-- start Provided material --
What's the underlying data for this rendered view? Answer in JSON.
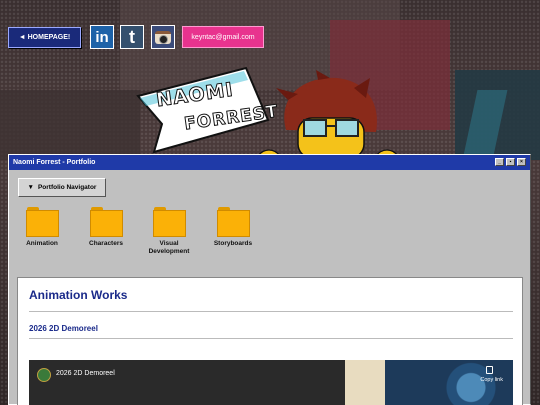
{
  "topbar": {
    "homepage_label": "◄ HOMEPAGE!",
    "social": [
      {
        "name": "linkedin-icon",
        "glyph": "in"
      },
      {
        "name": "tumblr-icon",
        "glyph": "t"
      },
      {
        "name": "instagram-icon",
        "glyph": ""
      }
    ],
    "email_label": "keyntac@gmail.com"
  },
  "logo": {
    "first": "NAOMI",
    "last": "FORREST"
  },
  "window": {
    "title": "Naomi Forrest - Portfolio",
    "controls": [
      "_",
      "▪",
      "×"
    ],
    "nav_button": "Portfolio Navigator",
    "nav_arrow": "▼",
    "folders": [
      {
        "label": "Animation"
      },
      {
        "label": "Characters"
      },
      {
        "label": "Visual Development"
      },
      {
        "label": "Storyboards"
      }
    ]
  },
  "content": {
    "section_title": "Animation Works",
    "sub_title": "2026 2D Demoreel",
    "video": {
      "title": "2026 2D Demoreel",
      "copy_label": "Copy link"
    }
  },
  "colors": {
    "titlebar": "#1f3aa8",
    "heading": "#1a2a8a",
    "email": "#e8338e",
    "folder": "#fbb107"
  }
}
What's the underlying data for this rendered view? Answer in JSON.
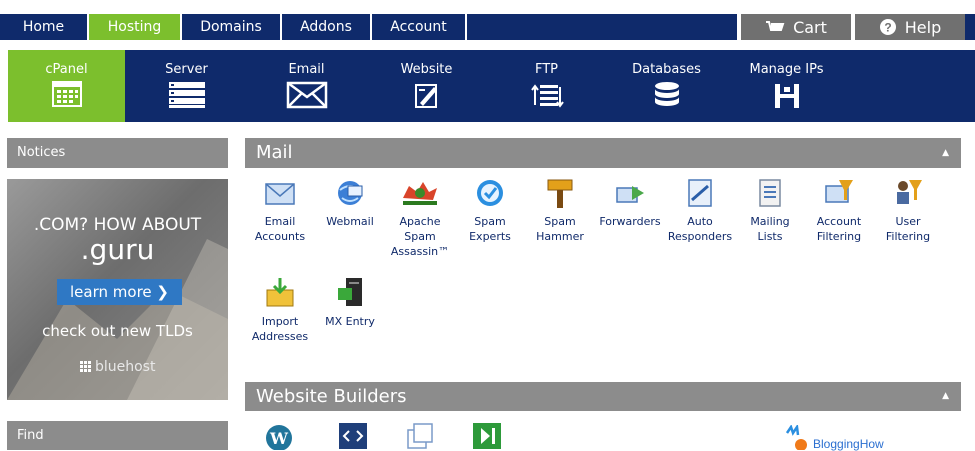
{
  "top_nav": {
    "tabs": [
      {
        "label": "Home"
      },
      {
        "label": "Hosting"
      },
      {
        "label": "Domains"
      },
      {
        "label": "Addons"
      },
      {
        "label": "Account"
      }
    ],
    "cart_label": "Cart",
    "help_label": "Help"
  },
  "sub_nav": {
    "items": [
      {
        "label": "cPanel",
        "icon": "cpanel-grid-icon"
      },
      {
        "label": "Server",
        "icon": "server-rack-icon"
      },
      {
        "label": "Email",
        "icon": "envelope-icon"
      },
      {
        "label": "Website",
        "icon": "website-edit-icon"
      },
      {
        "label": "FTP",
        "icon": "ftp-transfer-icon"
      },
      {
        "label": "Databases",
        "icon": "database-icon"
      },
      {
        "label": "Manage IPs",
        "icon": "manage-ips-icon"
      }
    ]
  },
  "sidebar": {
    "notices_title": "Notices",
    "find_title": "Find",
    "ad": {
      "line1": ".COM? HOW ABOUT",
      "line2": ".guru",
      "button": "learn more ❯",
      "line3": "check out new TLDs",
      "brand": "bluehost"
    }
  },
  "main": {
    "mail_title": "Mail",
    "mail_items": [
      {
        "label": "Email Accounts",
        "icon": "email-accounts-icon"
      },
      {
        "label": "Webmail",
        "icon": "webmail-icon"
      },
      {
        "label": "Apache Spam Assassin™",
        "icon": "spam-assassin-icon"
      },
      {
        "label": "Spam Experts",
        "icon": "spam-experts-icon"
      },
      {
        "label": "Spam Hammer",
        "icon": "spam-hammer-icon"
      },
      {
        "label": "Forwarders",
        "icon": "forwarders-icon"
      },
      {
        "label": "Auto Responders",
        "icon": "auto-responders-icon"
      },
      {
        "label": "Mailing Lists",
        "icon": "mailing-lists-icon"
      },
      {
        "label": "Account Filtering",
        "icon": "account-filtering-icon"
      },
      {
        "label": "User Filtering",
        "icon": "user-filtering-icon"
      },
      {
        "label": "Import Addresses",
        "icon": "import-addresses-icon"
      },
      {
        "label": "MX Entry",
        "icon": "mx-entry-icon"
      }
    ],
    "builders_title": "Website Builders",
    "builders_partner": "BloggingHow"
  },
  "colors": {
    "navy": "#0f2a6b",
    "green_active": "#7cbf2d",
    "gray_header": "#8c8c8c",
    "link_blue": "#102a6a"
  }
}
-- end Provided material --
_Prompt:_
Extract the entries in full, exactly as they are, minus the pictures.

_Solution to the problem:_
What's the underlying data for this rendered view? Answer in JSON.
{
  "topbar": {
    "homepage_label": "◄ HOMEPAGE!",
    "social": [
      {
        "name": "linkedin-icon",
        "glyph": "in"
      },
      {
        "name": "tumblr-icon",
        "glyph": "t"
      },
      {
        "name": "instagram-icon",
        "glyph": ""
      }
    ],
    "email_label": "keyntac@gmail.com"
  },
  "logo": {
    "first": "NAOMI",
    "last": "FORREST"
  },
  "window": {
    "title": "Naomi Forrest - Portfolio",
    "controls": [
      "_",
      "▪",
      "×"
    ],
    "nav_button": "Portfolio Navigator",
    "nav_arrow": "▼",
    "folders": [
      {
        "label": "Animation"
      },
      {
        "label": "Characters"
      },
      {
        "label": "Visual Development"
      },
      {
        "label": "Storyboards"
      }
    ]
  },
  "content": {
    "section_title": "Animation Works",
    "sub_title": "2026 2D Demoreel",
    "video": {
      "title": "2026 2D Demoreel",
      "copy_label": "Copy link"
    }
  },
  "colors": {
    "titlebar": "#1f3aa8",
    "heading": "#1a2a8a",
    "email": "#e8338e",
    "folder": "#fbb107"
  }
}
What's the underlying data for this rendered view? Answer in JSON.
{
  "top_nav": {
    "tabs": [
      {
        "label": "Home"
      },
      {
        "label": "Hosting"
      },
      {
        "label": "Domains"
      },
      {
        "label": "Addons"
      },
      {
        "label": "Account"
      }
    ],
    "cart_label": "Cart",
    "help_label": "Help"
  },
  "sub_nav": {
    "items": [
      {
        "label": "cPanel",
        "icon": "cpanel-grid-icon"
      },
      {
        "label": "Server",
        "icon": "server-rack-icon"
      },
      {
        "label": "Email",
        "icon": "envelope-icon"
      },
      {
        "label": "Website",
        "icon": "website-edit-icon"
      },
      {
        "label": "FTP",
        "icon": "ftp-transfer-icon"
      },
      {
        "label": "Databases",
        "icon": "database-icon"
      },
      {
        "label": "Manage IPs",
        "icon": "manage-ips-icon"
      }
    ]
  },
  "sidebar": {
    "notices_title": "Notices",
    "find_title": "Find",
    "ad": {
      "line1": ".COM? HOW ABOUT",
      "line2": ".guru",
      "button": "learn more ❯",
      "line3": "check out new TLDs",
      "brand": "bluehost"
    }
  },
  "main": {
    "mail_title": "Mail",
    "mail_items": [
      {
        "label": "Email Accounts",
        "icon": "email-accounts-icon"
      },
      {
        "label": "Webmail",
        "icon": "webmail-icon"
      },
      {
        "label": "Apache Spam Assassin™",
        "icon": "spam-assassin-icon"
      },
      {
        "label": "Spam Experts",
        "icon": "spam-experts-icon"
      },
      {
        "label": "Spam Hammer",
        "icon": "spam-hammer-icon"
      },
      {
        "label": "Forwarders",
        "icon": "forwarders-icon"
      },
      {
        "label": "Auto Responders",
        "icon": "auto-responders-icon"
      },
      {
        "label": "Mailing Lists",
        "icon": "mailing-lists-icon"
      },
      {
        "label": "Account Filtering",
        "icon": "account-filtering-icon"
      },
      {
        "label": "User Filtering",
        "icon": "user-filtering-icon"
      },
      {
        "label": "Import Addresses",
        "icon": "import-addresses-icon"
      },
      {
        "label": "MX Entry",
        "icon": "mx-entry-icon"
      }
    ],
    "builders_title": "Website Builders",
    "builders_partner": "BloggingHow"
  },
  "colors": {
    "navy": "#0f2a6b",
    "green_active": "#7cbf2d",
    "gray_header": "#8c8c8c",
    "link_blue": "#102a6a"
  }
}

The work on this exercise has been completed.